# START OF READING TEXT

On Wed, Jan 25, 2012 at 7:55 PM, praveenesh kumar <pr...@gmail.com>wrote:

> I am looking for the solution where we can do it permanently without
> specify these things inside jobs.
> I want to keep these things hidden from the end-user.
> End-user would just write pig scripts and all the jobs submitted by the
> particular user will get submit to their respective pools automatically.
>
> What I am doing write now is something like this
>
>  <allocations>
>   <pool name="ABC">
>     <minMaps>10</minMaps>
>     <minReduces>10</minReduces>
>     <maxMaps>192</maxMaps>
>     <maxReduces>96</maxReduces>
>     <minSharePreemptionTimeout>300</minSharePreemptionTimeout>
>   </pool>
>   <user name="ABC">
>
>     <maxRunningJobs>6</maxRunningJobs>
>   </user>
>   <userMaxJobsDefault>3</userMaxJobsDefault>
>   <fairSharePreemptionTimeout>600</fairSharePreemptionTimeout>
>
>   <pool name="XYZ">
>     <minMaps>10</minMaps>
>     <minReduces>10</minReduces>
>     <maxMaps>192</maxMaps>
>     <maxReduces>96</maxReduces>
>     <minSharePreemptionTimeout>300</minSharePreemptionTimeout>
>   </pool>
>   <user name="XYZ">
>
>    <maxRunningJobs>6</maxRunningJobs>
>   </user>
>   <userMaxJobsDefault>3</userMaxJobsDefault>
>   <fairSharePreemptionTimeout>600</fairSharePreemptionTimeout>
>
> </allocations>
>
> By doing this, I am able to see different pools per user, without
> mentioning anything inside the jobs.

# END OF READING TEXT

WHAT YOU WILL DO ::
**a.** In the email excerpt, what value does the configuration set for maxMaps in each pool?
**b.** List every setting name that appears inside a pool block in the email excerpt's configuration.
**c.** Reproduce everything in the email excerpt from "On Wed, Jan" down to "from the end-user.".

# START OF DATA

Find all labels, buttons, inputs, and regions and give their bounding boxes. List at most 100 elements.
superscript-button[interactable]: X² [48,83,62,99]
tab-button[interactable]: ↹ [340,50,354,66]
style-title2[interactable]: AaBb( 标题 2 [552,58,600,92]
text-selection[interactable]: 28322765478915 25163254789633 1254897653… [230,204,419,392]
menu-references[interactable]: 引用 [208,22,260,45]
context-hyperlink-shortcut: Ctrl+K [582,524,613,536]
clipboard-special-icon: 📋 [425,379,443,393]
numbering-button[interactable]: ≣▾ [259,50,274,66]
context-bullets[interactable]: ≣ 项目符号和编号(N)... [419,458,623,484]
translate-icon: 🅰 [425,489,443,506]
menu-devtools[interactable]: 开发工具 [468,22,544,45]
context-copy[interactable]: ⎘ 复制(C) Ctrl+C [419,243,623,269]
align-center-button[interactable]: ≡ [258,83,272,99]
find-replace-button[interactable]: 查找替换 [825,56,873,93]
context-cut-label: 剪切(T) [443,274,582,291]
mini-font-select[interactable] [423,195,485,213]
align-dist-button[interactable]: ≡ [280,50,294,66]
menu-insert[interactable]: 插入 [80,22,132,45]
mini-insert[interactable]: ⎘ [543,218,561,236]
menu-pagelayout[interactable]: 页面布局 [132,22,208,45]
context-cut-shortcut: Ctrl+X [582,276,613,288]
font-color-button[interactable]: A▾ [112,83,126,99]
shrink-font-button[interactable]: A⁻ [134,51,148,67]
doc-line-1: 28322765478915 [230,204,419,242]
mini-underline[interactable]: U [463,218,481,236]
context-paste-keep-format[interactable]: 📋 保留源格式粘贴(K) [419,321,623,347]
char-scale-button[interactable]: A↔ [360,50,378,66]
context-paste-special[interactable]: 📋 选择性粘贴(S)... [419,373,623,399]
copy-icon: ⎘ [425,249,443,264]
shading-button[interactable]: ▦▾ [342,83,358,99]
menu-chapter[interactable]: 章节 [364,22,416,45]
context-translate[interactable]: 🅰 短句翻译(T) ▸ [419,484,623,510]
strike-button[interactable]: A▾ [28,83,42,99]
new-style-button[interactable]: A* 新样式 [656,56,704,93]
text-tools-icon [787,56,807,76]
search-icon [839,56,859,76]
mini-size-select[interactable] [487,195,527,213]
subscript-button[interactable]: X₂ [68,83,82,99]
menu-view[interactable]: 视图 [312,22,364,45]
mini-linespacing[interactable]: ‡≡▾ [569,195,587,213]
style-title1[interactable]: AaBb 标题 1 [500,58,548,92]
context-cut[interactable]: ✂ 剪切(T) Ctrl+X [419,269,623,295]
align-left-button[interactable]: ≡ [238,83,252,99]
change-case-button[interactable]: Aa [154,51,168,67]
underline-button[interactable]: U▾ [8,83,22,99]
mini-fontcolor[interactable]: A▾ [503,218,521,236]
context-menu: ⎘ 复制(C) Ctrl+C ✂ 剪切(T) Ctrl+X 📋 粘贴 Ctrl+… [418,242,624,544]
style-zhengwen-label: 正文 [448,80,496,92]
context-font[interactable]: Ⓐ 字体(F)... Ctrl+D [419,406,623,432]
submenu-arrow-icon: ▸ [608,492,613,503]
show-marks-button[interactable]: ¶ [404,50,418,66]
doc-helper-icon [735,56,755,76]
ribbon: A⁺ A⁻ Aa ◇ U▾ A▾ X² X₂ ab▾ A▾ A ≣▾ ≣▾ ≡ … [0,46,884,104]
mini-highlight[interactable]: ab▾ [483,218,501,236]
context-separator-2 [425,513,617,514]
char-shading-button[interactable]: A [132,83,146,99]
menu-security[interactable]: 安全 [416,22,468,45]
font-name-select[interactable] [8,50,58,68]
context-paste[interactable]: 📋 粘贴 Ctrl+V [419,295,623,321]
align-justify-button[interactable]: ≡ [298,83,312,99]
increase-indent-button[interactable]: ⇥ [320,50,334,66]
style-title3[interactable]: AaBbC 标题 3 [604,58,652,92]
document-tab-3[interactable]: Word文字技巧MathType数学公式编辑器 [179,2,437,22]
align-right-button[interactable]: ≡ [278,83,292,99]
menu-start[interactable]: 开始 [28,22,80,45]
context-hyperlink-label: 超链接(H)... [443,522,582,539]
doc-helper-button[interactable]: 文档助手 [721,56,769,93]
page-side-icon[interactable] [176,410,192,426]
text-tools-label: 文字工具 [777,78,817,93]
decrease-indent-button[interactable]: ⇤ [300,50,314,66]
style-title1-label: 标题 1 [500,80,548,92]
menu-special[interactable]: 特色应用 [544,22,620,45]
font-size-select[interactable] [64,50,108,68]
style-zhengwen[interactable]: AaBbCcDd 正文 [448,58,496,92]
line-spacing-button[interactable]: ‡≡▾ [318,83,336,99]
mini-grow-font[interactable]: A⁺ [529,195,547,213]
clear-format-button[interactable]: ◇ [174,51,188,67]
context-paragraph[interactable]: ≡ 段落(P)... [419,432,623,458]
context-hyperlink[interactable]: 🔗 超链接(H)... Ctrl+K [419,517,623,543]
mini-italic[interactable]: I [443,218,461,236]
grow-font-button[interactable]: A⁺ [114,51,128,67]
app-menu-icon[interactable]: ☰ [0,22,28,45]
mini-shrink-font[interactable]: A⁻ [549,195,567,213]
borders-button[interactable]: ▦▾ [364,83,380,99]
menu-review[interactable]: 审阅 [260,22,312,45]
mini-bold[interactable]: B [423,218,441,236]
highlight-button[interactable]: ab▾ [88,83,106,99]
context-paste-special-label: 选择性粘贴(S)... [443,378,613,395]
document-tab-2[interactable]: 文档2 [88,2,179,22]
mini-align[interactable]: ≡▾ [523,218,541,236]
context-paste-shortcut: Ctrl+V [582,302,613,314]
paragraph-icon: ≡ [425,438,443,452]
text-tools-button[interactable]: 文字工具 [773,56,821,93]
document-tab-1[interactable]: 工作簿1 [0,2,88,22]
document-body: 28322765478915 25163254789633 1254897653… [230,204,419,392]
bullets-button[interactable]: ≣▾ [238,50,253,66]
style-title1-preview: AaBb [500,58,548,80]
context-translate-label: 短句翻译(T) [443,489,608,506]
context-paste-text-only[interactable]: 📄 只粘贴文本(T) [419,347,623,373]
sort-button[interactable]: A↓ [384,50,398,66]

# END OF DATA

SOLUTIONS ::
**a.** 192

**b.** minMaps, minReduces, maxMaps, maxReduces, minSharePreemptionTimeout

**c.**
On Wed, Jan 25, 2012 at 7:55 PM, praveenesh kumar <pr...@gmail.com>wrote:

> I am looking for the solution where we can do it permanently without
> specify these things inside jobs.
> I want to keep these things hidden from the end-user.